---------- Exercise material ----------
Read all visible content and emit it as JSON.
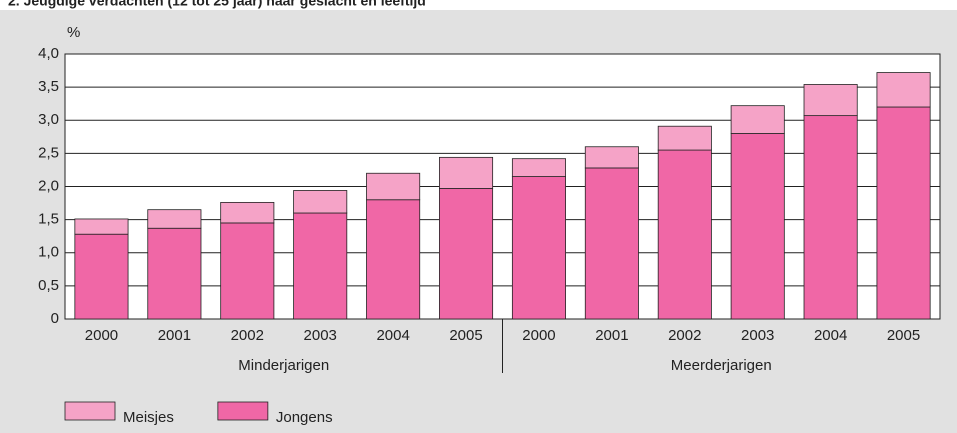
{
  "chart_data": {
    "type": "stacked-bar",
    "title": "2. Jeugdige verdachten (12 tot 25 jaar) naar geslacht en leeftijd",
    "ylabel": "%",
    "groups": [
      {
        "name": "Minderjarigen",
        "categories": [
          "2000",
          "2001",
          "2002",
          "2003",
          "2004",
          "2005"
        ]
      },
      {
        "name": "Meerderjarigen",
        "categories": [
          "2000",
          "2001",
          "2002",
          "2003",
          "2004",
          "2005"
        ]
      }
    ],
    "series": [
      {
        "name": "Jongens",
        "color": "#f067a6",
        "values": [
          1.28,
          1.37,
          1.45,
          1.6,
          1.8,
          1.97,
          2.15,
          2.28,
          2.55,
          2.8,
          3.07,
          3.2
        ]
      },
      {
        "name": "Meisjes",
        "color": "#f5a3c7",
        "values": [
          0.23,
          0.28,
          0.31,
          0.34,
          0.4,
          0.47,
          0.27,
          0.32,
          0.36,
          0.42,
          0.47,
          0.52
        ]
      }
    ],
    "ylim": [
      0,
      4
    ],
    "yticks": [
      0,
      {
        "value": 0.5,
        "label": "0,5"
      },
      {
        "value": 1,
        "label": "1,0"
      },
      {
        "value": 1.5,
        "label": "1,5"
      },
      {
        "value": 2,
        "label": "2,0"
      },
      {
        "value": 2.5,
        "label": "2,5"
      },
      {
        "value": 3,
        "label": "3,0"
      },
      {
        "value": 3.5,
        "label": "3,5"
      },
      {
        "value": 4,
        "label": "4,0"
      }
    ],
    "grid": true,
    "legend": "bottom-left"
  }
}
----------
» Problem requirements: Copy each line holding the word "name" from the listing above.

» Answer below:
        "name": "Minderjarigen",
        "name": "Meerderjarigen",
        "name": "Jongens",
        "name": "Meisjes",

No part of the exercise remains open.